***** Extracted material

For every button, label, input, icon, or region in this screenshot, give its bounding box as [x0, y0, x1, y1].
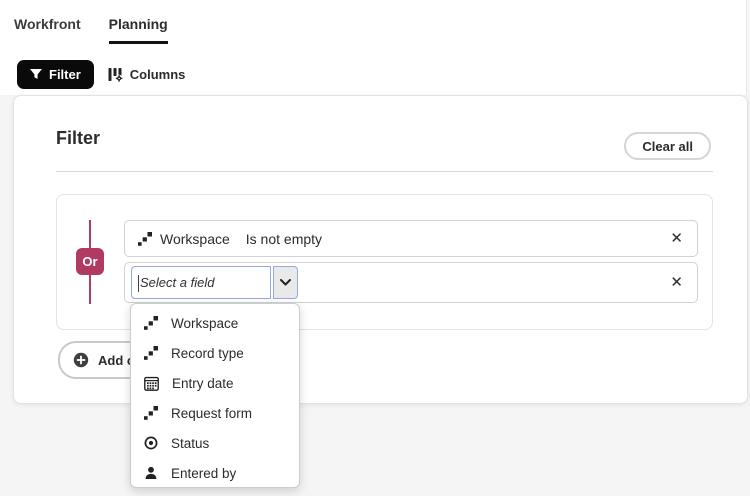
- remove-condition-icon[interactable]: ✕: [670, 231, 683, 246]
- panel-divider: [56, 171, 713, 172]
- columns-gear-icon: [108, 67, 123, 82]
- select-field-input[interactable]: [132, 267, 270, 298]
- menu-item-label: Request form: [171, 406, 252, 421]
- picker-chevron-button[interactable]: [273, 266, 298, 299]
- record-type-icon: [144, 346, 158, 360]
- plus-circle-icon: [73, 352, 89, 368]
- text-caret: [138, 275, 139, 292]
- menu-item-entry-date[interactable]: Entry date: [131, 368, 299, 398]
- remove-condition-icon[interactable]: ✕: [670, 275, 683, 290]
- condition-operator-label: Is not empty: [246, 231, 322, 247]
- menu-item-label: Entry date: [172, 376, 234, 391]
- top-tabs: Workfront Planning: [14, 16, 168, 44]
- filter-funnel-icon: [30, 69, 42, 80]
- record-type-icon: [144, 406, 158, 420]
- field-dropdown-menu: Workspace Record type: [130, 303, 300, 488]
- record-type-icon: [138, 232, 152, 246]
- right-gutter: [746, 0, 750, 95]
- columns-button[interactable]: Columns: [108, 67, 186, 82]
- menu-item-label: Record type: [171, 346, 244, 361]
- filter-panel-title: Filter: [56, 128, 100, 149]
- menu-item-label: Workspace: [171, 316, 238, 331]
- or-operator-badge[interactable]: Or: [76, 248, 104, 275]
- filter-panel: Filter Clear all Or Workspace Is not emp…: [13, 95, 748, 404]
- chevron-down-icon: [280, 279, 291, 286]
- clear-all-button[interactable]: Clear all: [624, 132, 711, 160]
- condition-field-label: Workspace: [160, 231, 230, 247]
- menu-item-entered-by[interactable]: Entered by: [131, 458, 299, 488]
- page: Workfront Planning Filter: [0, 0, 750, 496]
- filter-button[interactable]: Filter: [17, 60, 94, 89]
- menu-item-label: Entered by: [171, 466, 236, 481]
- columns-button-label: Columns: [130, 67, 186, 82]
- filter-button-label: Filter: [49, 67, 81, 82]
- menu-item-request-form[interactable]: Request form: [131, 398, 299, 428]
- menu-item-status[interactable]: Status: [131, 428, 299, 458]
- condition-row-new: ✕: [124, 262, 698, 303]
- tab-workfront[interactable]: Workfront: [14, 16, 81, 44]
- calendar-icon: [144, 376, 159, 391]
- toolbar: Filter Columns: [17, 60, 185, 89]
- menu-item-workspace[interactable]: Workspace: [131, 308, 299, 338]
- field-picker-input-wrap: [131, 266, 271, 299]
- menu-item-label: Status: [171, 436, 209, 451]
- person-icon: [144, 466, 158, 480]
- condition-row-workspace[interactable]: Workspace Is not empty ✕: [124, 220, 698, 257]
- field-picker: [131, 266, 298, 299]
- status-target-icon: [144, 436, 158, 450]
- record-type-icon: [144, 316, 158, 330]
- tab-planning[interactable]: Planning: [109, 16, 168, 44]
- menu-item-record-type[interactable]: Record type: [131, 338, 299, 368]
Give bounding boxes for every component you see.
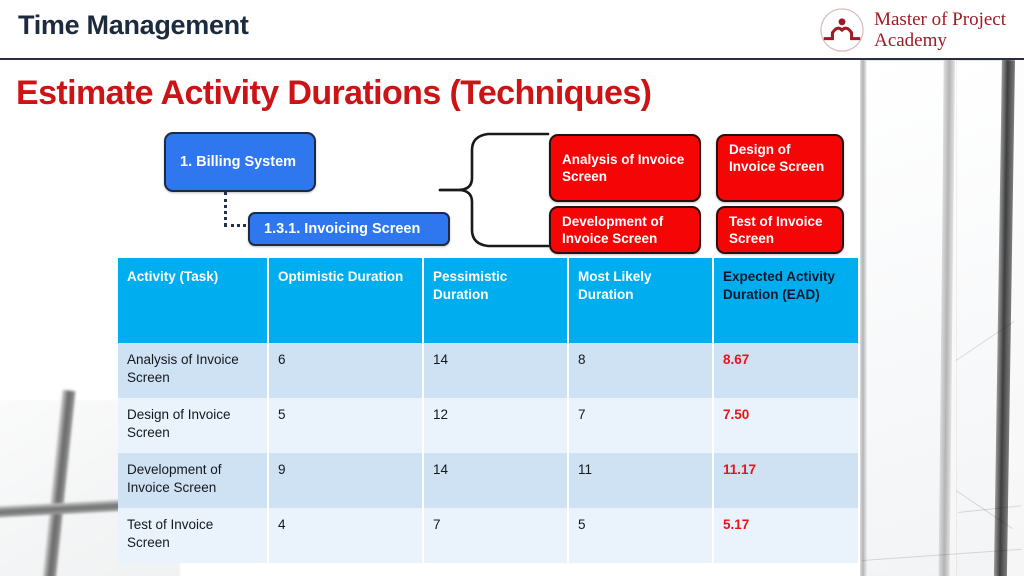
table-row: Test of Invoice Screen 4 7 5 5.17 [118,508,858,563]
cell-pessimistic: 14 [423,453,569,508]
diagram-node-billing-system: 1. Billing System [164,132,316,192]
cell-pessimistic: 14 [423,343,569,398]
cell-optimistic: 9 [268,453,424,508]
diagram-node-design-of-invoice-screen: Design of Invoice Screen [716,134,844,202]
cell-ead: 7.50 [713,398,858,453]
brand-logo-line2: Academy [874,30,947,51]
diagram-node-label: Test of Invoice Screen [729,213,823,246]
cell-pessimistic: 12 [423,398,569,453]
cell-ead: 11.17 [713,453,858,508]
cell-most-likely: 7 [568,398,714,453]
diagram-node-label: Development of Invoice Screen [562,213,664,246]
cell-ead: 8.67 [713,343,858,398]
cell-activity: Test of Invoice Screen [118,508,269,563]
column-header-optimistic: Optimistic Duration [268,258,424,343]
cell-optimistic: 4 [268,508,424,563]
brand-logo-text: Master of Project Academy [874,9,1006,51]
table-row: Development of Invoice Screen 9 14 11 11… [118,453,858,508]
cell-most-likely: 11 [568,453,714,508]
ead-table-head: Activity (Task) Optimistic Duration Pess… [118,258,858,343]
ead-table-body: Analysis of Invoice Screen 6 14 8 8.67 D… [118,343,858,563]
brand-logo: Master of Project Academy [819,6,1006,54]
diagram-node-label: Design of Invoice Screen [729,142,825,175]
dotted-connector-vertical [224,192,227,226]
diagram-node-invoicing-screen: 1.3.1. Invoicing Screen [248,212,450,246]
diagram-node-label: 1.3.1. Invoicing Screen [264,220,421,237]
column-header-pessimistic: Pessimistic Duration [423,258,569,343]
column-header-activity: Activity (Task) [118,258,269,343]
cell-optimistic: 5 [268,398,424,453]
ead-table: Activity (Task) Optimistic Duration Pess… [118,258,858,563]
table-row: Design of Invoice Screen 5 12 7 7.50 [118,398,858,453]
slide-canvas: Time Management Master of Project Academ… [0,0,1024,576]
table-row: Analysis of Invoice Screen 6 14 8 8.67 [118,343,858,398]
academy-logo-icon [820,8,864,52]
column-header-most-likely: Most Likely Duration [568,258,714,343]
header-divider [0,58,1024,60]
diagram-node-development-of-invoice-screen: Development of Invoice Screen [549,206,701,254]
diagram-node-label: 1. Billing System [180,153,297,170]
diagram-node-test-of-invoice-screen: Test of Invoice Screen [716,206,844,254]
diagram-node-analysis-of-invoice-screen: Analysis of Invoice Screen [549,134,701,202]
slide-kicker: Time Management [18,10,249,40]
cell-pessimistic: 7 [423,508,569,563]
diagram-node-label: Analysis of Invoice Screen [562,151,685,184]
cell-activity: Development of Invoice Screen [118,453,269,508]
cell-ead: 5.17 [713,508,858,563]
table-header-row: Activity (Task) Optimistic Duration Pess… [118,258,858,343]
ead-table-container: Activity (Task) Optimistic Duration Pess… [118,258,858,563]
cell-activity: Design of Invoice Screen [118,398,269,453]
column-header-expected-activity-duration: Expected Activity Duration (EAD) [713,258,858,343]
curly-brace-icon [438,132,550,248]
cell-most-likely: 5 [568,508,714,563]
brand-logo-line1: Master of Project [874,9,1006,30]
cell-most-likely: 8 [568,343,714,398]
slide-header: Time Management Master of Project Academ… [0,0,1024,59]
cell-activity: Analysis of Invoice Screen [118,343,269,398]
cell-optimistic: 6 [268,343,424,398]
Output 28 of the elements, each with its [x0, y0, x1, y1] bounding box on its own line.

**********
***** Extracted material

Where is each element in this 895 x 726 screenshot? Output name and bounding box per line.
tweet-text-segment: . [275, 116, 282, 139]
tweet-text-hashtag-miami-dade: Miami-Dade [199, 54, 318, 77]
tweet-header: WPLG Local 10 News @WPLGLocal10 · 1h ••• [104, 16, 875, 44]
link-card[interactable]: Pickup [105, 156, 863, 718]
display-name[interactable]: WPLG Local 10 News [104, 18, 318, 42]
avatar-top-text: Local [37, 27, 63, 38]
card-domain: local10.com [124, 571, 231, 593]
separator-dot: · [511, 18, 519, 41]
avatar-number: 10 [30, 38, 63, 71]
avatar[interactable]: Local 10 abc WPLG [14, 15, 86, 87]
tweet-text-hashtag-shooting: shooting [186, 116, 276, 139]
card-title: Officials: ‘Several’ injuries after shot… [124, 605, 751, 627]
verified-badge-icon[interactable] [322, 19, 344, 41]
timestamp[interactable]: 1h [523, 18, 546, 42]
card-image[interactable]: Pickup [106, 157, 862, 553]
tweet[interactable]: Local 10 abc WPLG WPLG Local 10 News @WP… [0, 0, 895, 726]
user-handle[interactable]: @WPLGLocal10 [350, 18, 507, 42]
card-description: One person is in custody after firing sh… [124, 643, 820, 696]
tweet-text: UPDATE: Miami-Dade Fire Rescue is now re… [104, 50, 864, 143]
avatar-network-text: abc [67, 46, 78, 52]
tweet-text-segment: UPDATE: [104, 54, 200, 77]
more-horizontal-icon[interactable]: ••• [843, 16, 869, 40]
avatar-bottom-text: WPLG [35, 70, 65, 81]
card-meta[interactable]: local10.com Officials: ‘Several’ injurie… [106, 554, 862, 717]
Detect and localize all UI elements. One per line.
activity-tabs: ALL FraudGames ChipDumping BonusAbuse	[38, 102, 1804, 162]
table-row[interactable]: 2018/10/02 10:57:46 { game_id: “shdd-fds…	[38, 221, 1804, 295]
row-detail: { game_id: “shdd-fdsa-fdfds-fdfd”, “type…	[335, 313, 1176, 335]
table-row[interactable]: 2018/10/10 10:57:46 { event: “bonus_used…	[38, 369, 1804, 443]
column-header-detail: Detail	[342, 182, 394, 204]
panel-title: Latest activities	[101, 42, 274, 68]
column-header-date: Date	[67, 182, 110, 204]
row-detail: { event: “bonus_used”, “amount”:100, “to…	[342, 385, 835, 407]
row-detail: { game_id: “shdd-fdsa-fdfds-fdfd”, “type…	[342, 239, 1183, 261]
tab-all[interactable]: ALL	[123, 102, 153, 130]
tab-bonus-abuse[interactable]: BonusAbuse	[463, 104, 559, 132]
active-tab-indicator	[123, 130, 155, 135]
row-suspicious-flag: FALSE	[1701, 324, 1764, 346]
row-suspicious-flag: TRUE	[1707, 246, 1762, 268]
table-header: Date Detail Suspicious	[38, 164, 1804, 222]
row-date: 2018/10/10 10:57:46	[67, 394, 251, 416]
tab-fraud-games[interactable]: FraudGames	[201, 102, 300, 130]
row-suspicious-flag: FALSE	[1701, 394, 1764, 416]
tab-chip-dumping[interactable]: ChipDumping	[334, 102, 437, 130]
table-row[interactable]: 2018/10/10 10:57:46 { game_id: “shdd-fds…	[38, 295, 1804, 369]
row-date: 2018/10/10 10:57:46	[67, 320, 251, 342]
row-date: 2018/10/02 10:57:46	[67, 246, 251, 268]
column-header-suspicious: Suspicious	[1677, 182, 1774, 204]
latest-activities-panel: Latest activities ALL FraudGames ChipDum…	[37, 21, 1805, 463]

**********
***** Extracted material

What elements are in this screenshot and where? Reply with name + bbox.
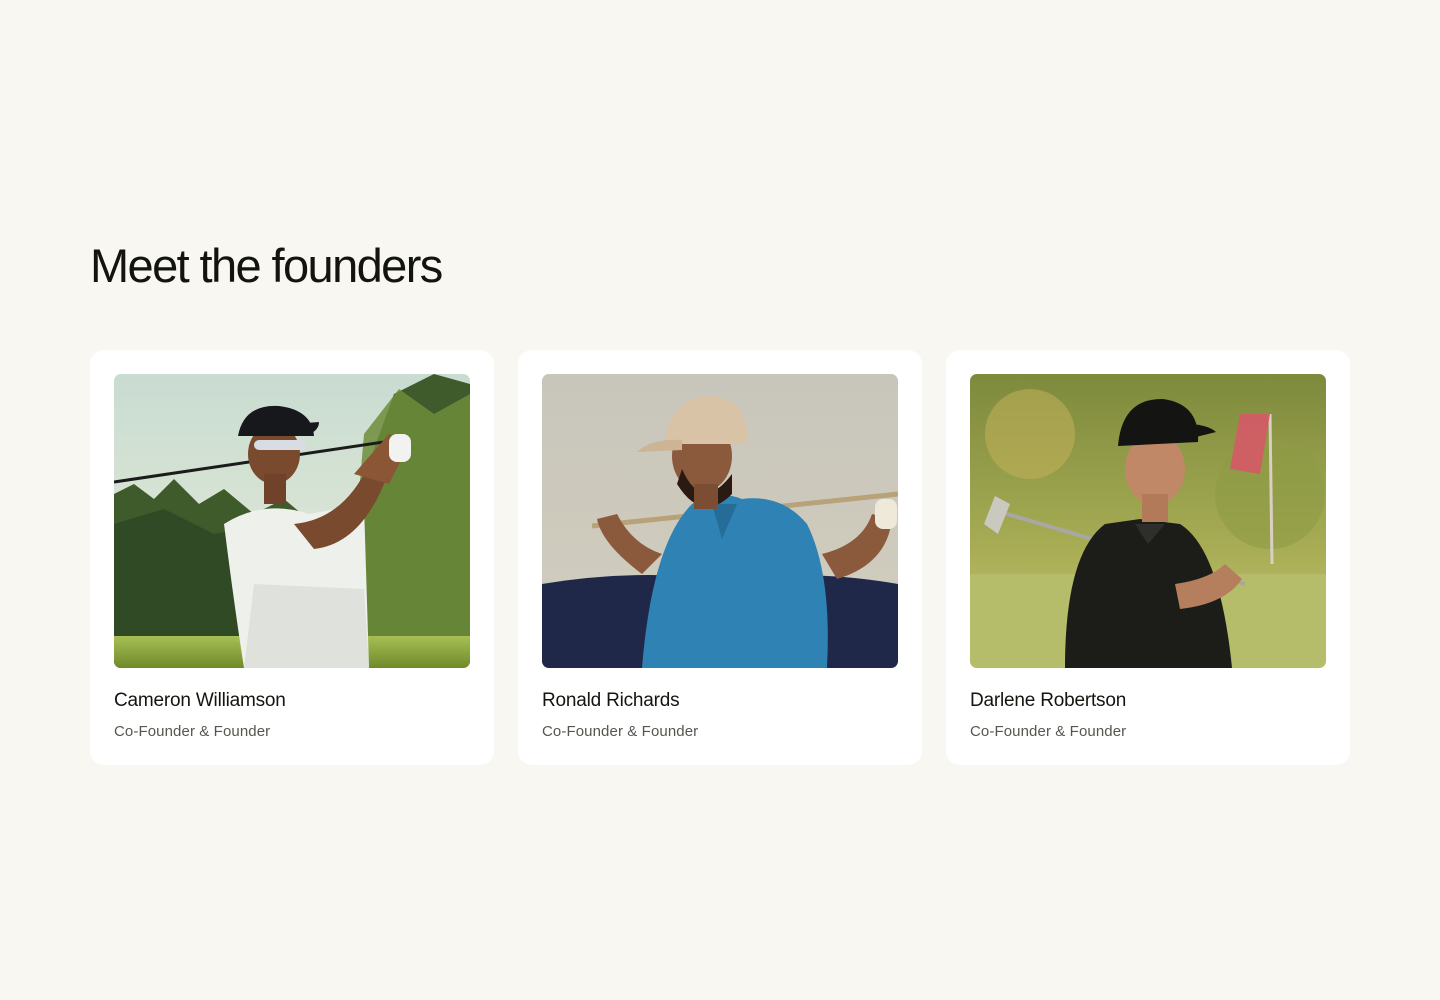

**********

• What to produce: Rewrite the records from the line with "Detect and localize" to the line with "182, 110, 204]", changing "table-row" to "data-row" and leaving everything else as it is.

• Result of the exercise:
Detect and localize all UI elements. One per line.
activity-tabs: ALL FraudGames ChipDumping BonusAbuse	[38, 102, 1804, 162]
data-row[interactable]: 2018/10/02 10:57:46 { game_id: “shdd-fds…	[38, 221, 1804, 295]
row-detail: { game_id: “shdd-fdsa-fdfds-fdfd”, “type…	[335, 313, 1176, 335]
data-row[interactable]: 2018/10/10 10:57:46 { event: “bonus_used…	[38, 369, 1804, 443]
column-header-detail: Detail	[342, 182, 394, 204]
panel-title: Latest activities	[101, 42, 274, 68]
column-header-date: Date	[67, 182, 110, 204]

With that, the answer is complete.